# RECORD EXCERPTS
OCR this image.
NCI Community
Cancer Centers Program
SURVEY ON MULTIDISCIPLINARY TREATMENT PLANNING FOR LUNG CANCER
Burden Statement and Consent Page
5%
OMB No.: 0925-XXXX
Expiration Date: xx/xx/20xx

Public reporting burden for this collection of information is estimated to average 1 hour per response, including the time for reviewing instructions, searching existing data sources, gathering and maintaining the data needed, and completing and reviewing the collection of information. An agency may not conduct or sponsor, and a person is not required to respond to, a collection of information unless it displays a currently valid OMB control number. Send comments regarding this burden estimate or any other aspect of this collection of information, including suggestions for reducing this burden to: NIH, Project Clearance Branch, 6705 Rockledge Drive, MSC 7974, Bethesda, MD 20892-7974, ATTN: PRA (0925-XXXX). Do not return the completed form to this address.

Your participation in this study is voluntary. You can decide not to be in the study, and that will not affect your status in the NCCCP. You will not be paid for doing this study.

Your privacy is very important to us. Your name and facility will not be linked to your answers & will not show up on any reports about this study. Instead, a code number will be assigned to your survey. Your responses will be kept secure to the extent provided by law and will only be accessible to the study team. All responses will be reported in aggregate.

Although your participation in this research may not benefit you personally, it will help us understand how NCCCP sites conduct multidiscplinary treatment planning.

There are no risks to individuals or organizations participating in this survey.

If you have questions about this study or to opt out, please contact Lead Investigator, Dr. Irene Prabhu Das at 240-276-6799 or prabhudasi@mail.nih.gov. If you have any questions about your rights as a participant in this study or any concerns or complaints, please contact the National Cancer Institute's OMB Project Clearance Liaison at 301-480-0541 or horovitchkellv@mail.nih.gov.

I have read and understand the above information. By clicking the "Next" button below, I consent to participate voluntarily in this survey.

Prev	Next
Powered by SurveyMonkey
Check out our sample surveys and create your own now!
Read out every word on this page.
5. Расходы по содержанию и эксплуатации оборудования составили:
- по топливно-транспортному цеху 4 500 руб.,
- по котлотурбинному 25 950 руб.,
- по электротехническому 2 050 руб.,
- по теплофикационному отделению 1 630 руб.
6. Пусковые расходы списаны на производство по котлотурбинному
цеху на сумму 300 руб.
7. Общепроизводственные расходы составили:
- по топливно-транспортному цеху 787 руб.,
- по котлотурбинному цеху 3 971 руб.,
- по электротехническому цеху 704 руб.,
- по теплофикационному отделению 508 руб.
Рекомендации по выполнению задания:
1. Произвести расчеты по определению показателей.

# WHAT TO DO
Reproduce the records above exactly, starting with the line that contains "Read out every word on this page." and ending with the last line.

# TASK ANSWER
Read out every word on this page.
5. Расходы по содержанию и эксплуатации оборудования составили:
- по топливно-транспортному цеху 4 500 руб.,
- по котлотурбинному 25 950 руб.,
- по электротехническому 2 050 руб.,
- по теплофикационному отделению 1 630 руб.
6. Пусковые расходы списаны на производство по котлотурбинному
цеху на сумму 300 руб.
7. Общепроизводственные расходы составили:
- по топливно-транспортному цеху 787 руб.,
- по котлотурбинному цеху 3 971 руб.,
- по электротехническому цеху 704 руб.,
- по теплофикационному отделению 508 руб.
Рекомендации по выполнению задания:
1. Произвести расчеты по определению показателей.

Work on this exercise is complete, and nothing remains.